◆ SHORT EXERCISE: Check every line of the data below for the string "href", and copy the ones that hold it.

◆ MATERIAL SHOWN:
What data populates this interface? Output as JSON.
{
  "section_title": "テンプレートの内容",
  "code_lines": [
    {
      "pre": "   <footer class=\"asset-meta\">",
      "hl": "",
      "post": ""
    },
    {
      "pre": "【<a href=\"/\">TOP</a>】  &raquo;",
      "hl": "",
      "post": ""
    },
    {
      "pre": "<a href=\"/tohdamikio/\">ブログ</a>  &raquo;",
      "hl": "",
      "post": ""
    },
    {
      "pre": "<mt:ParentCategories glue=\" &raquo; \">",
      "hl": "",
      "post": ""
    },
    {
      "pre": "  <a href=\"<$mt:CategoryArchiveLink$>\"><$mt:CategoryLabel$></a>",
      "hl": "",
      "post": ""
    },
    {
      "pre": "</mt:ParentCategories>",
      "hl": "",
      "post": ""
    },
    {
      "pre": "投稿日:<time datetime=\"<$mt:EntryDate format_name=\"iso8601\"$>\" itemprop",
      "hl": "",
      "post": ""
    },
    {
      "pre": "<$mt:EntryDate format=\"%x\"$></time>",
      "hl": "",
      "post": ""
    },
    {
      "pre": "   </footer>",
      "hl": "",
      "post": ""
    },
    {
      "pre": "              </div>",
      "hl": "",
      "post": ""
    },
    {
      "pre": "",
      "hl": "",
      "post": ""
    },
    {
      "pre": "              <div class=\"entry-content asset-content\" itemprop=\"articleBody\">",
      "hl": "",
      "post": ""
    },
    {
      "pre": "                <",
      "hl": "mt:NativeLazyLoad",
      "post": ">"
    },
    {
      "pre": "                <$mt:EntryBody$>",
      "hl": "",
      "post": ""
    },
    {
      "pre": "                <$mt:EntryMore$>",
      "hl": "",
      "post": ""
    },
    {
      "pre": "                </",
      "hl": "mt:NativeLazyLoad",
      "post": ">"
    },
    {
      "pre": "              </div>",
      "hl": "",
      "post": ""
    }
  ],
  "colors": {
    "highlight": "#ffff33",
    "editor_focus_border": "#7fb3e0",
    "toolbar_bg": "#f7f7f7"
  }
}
---
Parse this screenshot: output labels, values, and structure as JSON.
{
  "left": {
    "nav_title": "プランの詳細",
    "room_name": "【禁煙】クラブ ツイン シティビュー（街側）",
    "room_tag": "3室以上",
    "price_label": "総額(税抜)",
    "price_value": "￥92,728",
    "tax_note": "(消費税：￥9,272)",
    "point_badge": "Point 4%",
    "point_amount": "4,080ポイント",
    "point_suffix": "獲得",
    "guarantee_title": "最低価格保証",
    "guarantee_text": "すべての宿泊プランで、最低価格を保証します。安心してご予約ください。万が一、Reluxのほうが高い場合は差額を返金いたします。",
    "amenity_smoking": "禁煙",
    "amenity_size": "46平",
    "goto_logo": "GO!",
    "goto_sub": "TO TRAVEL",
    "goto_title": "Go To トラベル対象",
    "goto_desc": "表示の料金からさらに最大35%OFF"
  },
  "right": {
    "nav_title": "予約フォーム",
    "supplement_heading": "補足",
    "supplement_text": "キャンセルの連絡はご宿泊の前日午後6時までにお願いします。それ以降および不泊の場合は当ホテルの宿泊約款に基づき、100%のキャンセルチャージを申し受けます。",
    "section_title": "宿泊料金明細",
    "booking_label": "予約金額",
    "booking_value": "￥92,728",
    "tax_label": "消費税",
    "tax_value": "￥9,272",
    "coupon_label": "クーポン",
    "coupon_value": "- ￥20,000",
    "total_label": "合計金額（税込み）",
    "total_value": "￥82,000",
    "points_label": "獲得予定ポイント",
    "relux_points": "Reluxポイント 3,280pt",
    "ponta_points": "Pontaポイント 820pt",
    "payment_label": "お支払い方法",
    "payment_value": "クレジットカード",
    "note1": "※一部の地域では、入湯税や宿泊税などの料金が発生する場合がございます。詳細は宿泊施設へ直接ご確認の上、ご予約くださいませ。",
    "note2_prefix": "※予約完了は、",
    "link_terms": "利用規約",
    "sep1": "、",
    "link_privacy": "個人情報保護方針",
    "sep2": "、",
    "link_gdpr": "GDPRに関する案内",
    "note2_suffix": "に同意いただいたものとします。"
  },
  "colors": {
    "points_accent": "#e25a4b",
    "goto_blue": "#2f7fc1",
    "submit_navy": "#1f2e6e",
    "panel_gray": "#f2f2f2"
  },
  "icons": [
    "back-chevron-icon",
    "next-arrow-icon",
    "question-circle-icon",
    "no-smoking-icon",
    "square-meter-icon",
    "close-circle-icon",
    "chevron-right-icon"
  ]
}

◆ RESULT OF THIS TASK:
      "pre": "【<a href=\"/\">TOP</a>】  &raquo;",
      "pre": "<a href=\"/tohdamikio/\">ブログ</a>  &raquo;",
      "pre": "  <a href=\"<$mt:CategoryArchiveLink$>\"><$mt:CategoryLabel$></a>",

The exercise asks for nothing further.